REQUEST -> Find and return each line containing "RICU".

DATA IN THIS EXERCISE ->

────────────────────

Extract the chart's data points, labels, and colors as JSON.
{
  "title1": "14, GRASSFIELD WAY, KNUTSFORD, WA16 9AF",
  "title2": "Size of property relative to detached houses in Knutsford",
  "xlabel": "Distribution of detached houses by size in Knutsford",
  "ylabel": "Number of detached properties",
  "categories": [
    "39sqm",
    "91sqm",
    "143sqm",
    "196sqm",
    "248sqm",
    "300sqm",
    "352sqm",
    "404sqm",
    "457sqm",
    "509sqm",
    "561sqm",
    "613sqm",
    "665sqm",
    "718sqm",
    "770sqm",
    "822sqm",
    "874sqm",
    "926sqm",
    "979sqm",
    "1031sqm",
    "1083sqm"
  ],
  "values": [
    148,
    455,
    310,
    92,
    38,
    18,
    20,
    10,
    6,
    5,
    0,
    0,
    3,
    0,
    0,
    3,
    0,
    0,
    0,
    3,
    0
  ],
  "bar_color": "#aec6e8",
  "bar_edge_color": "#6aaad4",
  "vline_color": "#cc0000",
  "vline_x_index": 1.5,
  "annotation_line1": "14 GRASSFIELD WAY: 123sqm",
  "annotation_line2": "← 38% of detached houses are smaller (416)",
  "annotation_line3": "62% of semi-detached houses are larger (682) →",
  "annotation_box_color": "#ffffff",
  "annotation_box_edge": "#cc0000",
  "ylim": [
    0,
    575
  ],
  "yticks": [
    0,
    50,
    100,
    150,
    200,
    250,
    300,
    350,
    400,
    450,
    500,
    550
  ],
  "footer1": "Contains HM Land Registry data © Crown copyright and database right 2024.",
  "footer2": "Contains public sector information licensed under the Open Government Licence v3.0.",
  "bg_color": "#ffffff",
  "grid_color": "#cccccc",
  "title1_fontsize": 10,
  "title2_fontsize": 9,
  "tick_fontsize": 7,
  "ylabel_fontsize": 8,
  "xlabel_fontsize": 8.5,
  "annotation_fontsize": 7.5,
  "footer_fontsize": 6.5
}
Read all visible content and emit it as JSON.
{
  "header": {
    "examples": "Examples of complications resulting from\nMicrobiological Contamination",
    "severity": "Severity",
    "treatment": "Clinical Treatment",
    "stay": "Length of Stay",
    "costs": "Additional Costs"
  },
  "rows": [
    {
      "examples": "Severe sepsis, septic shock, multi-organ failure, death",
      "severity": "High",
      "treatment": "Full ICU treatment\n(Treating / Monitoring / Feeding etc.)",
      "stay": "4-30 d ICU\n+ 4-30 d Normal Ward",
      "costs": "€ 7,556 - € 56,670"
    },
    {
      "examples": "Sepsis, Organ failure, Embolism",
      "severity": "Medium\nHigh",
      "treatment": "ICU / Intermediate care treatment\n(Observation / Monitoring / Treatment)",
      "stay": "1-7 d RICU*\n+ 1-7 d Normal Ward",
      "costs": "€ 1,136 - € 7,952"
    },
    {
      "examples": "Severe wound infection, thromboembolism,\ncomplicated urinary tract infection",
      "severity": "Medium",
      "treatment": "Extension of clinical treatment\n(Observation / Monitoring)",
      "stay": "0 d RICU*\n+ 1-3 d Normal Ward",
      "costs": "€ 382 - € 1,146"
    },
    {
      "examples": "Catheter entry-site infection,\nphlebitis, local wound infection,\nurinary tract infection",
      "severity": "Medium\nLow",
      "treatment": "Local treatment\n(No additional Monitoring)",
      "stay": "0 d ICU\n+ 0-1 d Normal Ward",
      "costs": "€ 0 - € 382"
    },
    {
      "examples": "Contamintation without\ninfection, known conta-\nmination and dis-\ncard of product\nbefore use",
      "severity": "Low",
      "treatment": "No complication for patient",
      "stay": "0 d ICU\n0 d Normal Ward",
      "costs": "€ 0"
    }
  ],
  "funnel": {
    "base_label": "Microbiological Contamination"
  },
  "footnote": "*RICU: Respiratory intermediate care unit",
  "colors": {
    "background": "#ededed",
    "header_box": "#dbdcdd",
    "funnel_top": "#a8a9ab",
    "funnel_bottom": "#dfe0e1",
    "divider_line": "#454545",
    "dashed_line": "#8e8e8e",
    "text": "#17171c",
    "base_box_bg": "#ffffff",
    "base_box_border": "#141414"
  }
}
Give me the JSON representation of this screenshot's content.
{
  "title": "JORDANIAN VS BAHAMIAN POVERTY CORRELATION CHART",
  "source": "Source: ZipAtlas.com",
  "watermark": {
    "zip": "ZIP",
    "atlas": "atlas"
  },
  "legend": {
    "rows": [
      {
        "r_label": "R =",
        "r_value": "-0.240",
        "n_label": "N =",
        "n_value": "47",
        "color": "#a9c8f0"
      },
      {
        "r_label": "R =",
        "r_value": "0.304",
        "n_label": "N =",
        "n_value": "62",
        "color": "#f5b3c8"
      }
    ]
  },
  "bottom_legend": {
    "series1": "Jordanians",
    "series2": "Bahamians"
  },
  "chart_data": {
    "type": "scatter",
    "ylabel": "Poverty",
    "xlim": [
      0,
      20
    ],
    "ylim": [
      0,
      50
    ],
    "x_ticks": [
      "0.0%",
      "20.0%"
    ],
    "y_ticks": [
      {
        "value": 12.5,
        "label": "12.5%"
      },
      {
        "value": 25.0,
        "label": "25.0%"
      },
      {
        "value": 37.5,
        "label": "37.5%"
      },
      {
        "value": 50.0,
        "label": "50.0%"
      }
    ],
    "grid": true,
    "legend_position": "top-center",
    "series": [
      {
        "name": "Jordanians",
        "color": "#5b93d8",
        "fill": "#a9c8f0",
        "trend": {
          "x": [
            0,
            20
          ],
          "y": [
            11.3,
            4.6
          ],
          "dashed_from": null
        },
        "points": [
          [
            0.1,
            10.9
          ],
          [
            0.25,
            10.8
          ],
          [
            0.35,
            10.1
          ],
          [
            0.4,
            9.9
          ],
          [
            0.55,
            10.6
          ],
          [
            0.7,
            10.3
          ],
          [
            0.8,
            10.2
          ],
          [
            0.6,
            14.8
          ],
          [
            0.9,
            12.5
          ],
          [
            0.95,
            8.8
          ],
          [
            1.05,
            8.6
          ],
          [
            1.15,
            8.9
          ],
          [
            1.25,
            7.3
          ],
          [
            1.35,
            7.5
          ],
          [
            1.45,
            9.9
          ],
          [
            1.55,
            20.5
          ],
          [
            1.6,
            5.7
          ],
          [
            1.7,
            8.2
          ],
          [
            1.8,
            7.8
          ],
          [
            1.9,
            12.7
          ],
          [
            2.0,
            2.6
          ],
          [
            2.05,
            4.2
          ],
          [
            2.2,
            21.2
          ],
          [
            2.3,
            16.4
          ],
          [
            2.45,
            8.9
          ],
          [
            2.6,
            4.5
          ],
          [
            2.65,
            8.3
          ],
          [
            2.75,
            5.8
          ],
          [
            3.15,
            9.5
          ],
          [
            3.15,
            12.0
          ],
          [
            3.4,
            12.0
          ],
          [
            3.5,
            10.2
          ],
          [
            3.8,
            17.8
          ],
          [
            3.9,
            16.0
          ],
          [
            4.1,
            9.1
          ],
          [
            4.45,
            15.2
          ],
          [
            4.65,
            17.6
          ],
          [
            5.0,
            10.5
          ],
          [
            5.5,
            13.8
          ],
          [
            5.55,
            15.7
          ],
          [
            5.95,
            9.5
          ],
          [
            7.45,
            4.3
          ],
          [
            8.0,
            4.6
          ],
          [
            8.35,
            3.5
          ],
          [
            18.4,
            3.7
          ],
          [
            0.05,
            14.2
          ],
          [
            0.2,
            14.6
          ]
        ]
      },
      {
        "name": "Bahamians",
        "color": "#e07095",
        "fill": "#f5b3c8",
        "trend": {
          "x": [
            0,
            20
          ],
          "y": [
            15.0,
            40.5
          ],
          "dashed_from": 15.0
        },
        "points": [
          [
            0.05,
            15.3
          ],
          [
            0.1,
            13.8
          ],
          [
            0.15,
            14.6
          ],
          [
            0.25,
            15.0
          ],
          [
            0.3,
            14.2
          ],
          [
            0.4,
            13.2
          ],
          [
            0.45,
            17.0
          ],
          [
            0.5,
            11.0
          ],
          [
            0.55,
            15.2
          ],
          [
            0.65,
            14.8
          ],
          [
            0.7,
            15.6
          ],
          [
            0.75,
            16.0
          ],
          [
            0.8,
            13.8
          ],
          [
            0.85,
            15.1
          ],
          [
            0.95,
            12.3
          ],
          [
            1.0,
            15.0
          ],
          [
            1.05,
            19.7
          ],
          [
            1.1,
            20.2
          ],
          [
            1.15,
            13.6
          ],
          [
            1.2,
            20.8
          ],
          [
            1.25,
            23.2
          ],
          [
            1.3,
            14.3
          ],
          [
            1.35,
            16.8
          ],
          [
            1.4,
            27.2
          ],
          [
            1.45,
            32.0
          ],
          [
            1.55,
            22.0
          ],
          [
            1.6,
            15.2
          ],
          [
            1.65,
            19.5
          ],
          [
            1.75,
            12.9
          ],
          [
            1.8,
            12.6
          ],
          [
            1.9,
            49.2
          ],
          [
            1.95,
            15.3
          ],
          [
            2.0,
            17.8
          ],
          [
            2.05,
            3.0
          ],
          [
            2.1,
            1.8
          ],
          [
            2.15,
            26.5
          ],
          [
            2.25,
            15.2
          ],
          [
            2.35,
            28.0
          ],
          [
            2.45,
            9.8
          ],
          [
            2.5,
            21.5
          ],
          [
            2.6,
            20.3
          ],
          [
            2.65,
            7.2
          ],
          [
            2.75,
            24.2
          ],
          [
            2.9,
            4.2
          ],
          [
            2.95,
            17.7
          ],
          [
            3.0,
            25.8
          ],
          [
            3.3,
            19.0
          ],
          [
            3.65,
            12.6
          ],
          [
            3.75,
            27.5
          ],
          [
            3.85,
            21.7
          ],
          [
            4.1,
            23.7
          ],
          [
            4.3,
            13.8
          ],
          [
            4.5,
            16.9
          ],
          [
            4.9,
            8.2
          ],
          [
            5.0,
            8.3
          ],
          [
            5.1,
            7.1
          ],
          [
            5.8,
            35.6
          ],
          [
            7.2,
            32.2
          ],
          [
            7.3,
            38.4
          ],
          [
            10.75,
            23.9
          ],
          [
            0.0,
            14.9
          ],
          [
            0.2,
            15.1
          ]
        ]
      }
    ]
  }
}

────────────────────

CORRECT RESPONSE ->
      "stay": "1-7 d RICU*\n+ 1-7 d Normal Ward",
      "stay": "0 d RICU*\n+ 1-3 d Normal Ward",
  "footnote": "*RICU: Respiratory intermediate care unit",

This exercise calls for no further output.